- _THE EXERCISE_
Write out the complete material exactly as it stands.

- _DATA FOR THE TASK_

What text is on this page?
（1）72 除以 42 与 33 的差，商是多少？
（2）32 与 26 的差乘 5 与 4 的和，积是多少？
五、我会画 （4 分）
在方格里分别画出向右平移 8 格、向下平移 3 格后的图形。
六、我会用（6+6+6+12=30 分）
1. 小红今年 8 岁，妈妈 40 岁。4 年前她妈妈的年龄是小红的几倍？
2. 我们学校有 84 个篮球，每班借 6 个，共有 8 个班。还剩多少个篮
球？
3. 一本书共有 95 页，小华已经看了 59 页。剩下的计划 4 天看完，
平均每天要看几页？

- _CORRECT OUTPUT_
What text is on this page?
（1）72 除以 42 与 33 的差，商是多少？
（2）32 与 26 的差乘 5 与 4 的和，积是多少？
五、我会画 （4 分）
在方格里分别画出向右平移 8 格、向下平移 3 格后的图形。
六、我会用（6+6+6+12=30 分）
1. 小红今年 8 岁，妈妈 40 岁。4 年前她妈妈的年龄是小红的几倍？
2. 我们学校有 84 个篮球，每班借 6 个，共有 8 个班。还剩多少个篮
球？
3. 一本书共有 95 页，小华已经看了 59 页。剩下的计划 4 天看完，
平均每天要看几页？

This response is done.